[Chart and figure data]

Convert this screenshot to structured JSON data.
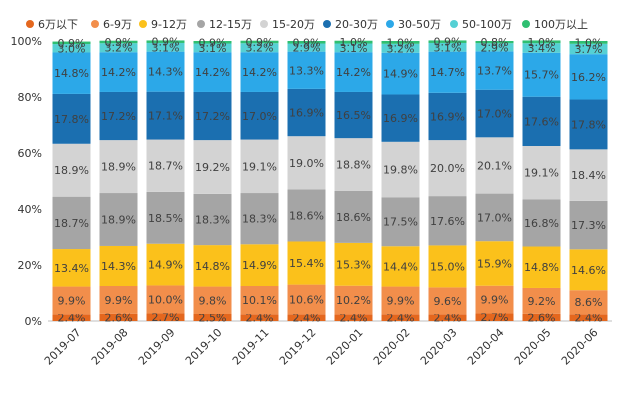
{
  "chart_data": {
    "type": "bar",
    "stacked": true,
    "percent": true,
    "categories": [
      "2019-07",
      "2019-08",
      "2019-09",
      "2019-10",
      "2019-11",
      "2019-12",
      "2020-01",
      "2020-02",
      "2020-03",
      "2020-04",
      "2020-05",
      "2020-06"
    ],
    "ylim": [
      0,
      100
    ],
    "yticks": [
      "0%",
      "20%",
      "40%",
      "60%",
      "80%",
      "100%"
    ],
    "legend_position": "top",
    "grid": false,
    "series": [
      {
        "name": "6万以下",
        "color": "#e4671e",
        "values": [
          2.4,
          2.6,
          2.7,
          2.5,
          2.4,
          2.4,
          2.4,
          2.4,
          2.4,
          2.7,
          2.6,
          2.4
        ],
        "labels": [
          "2.4%",
          "2.6%",
          "2.7%",
          "2.5%",
          "2.4%",
          "2.4%",
          "2.4%",
          "2.4%",
          "2.4%",
          "2.7%",
          "2.6%",
          "2.4%"
        ]
      },
      {
        "name": "6-9万",
        "color": "#f28e4b",
        "values": [
          9.9,
          9.9,
          10.0,
          9.8,
          10.1,
          10.6,
          10.2,
          9.9,
          9.6,
          9.9,
          9.2,
          8.6
        ],
        "labels": [
          "9.9%",
          "9.9%",
          "10.0%",
          "9.8%",
          "10.1%",
          "10.6%",
          "10.2%",
          "9.9%",
          "9.6%",
          "9.9%",
          "9.2%",
          "8.6%"
        ]
      },
      {
        "name": "9-12万",
        "color": "#fbc11b",
        "values": [
          13.4,
          14.3,
          14.9,
          14.8,
          14.9,
          15.4,
          15.3,
          14.4,
          15.0,
          15.9,
          14.8,
          14.6
        ],
        "labels": [
          "13.4%",
          "14.3%",
          "14.9%",
          "14.8%",
          "14.9%",
          "15.4%",
          "15.3%",
          "14.4%",
          "15.0%",
          "15.9%",
          "14.8%",
          "14.6%"
        ]
      },
      {
        "name": "12-15万",
        "color": "#a5a5a5",
        "values": [
          18.7,
          18.9,
          18.5,
          18.3,
          18.3,
          18.6,
          18.6,
          17.5,
          17.6,
          17.0,
          16.8,
          17.3
        ],
        "labels": [
          "18.7%",
          "18.9%",
          "18.5%",
          "18.3%",
          "18.3%",
          "18.6%",
          "18.6%",
          "17.5%",
          "17.6%",
          "17.0%",
          "16.8%",
          "17.3%"
        ]
      },
      {
        "name": "15-20万",
        "color": "#d3d3d3",
        "values": [
          18.9,
          18.9,
          18.7,
          19.2,
          19.1,
          19.0,
          18.8,
          19.8,
          20.0,
          20.1,
          19.1,
          18.4
        ],
        "labels": [
          "18.9%",
          "18.9%",
          "18.7%",
          "19.2%",
          "19.1%",
          "19.0%",
          "18.8%",
          "19.8%",
          "20.0%",
          "20.1%",
          "19.1%",
          "18.4%"
        ]
      },
      {
        "name": "20-30万",
        "color": "#1b6fb0",
        "values": [
          17.8,
          17.2,
          17.1,
          17.2,
          17.0,
          16.9,
          16.5,
          16.9,
          16.9,
          17.0,
          17.6,
          17.8
        ],
        "labels": [
          "17.8%",
          "17.2%",
          "17.1%",
          "17.2%",
          "17.0%",
          "16.9%",
          "16.5%",
          "16.9%",
          "16.9%",
          "17.0%",
          "17.6%",
          "17.8%"
        ]
      },
      {
        "name": "30-50万",
        "color": "#2ca8e8",
        "values": [
          14.8,
          14.2,
          14.3,
          14.2,
          14.2,
          13.3,
          14.2,
          14.9,
          14.7,
          13.7,
          15.7,
          16.2
        ],
        "labels": [
          "14.8%",
          "14.2%",
          "14.3%",
          "14.2%",
          "14.2%",
          "13.3%",
          "14.2%",
          "14.9%",
          "14.7%",
          "13.7%",
          "15.7%",
          "16.2%"
        ]
      },
      {
        "name": "50-100万",
        "color": "#55d0d4",
        "values": [
          3.0,
          3.2,
          3.1,
          3.1,
          3.2,
          2.9,
          3.1,
          3.2,
          3.1,
          2.9,
          3.4,
          3.7
        ],
        "labels": [
          "3.0%",
          "3.2%",
          "3.1%",
          "3.1%",
          "3.2%",
          "2.9%",
          "3.1%",
          "3.2%",
          "3.1%",
          "2.9%",
          "3.4%",
          "3.7%"
        ]
      },
      {
        "name": "100万以上",
        "color": "#2fbf71",
        "values": [
          0.9,
          0.9,
          0.9,
          0.9,
          0.9,
          0.9,
          1.0,
          1.0,
          0.9,
          0.8,
          1.0,
          1.0
        ],
        "labels": [
          "0.9%",
          "0.9%",
          "0.9%",
          "0.9%",
          "0.9%",
          "0.9%",
          "1.0%",
          "1.0%",
          "0.9%",
          "0.8%",
          "1.0%",
          "1.0%"
        ]
      }
    ]
  }
}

Task details
In the entries above, some lines may contain the string "name"; report how many, without additional comment.

Expected answer
9